## [Requirement]
Below is some material; transcribe all of it exactly.

## [Task inputs]
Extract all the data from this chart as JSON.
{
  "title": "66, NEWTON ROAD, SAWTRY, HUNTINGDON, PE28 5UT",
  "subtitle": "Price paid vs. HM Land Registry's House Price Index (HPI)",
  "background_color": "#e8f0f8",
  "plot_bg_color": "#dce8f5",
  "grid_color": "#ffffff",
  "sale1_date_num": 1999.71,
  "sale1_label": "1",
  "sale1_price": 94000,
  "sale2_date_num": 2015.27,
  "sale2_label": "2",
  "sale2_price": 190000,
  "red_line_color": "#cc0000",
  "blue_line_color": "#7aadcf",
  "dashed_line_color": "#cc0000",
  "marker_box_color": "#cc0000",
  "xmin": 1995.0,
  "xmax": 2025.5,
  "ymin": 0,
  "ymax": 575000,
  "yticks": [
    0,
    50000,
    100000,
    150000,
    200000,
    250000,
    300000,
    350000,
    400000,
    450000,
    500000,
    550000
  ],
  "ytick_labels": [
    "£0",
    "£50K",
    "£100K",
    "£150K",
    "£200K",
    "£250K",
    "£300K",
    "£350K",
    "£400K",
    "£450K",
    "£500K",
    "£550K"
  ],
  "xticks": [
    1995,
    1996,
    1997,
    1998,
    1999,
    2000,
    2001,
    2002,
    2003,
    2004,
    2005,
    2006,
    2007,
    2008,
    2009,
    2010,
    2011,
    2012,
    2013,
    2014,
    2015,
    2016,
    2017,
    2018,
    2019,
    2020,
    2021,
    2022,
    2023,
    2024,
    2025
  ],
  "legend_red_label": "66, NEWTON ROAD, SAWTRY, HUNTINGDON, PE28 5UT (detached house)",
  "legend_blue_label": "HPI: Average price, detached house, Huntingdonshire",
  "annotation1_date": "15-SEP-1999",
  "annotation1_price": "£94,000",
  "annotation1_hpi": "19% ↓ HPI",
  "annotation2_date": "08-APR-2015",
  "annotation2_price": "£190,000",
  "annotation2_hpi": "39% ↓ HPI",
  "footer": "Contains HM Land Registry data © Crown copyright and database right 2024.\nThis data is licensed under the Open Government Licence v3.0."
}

## [Solved exercise]
Extract all the data from this chart as JSON.
{
  "title": "66, NEWTON ROAD, SAWTRY, HUNTINGDON, PE28 5UT",
  "subtitle": "Price paid vs. HM Land Registry's House Price Index (HPI)",
  "background_color": "#e8f0f8",
  "plot_bg_color": "#dce8f5",
  "grid_color": "#ffffff",
  "sale1_date_num": 1999.71,
  "sale1_label": "1",
  "sale1_price": 94000,
  "sale2_date_num": 2015.27,
  "sale2_label": "2",
  "sale2_price": 190000,
  "red_line_color": "#cc0000",
  "blue_line_color": "#7aadcf",
  "dashed_line_color": "#cc0000",
  "marker_box_color": "#cc0000",
  "xmin": 1995.0,
  "xmax": 2025.5,
  "ymin": 0,
  "ymax": 575000,
  "yticks": [
    0,
    50000,
    100000,
    150000,
    200000,
    250000,
    300000,
    350000,
    400000,
    450000,
    500000,
    550000
  ],
  "ytick_labels": [
    "£0",
    "£50K",
    "£100K",
    "£150K",
    "£200K",
    "£250K",
    "£300K",
    "£350K",
    "£400K",
    "£450K",
    "£500K",
    "£550K"
  ],
  "xticks": [
    1995,
    1996,
    1997,
    1998,
    1999,
    2000,
    2001,
    2002,
    2003,
    2004,
    2005,
    2006,
    2007,
    2008,
    2009,
    2010,
    2011,
    2012,
    2013,
    2014,
    2015,
    2016,
    2017,
    2018,
    2019,
    2020,
    2021,
    2022,
    2023,
    2024,
    2025
  ],
  "legend_red_label": "66, NEWTON ROAD, SAWTRY, HUNTINGDON, PE28 5UT (detached house)",
  "legend_blue_label": "HPI: Average price, detached house, Huntingdonshire",
  "annotation1_date": "15-SEP-1999",
  "annotation1_price": "£94,000",
  "annotation1_hpi": "19% ↓ HPI",
  "annotation2_date": "08-APR-2015",
  "annotation2_price": "£190,000",
  "annotation2_hpi": "39% ↓ HPI",
  "footer": "Contains HM Land Registry data © Crown copyright and database right 2024.\nThis data is licensed under the Open Government Licence v3.0."
}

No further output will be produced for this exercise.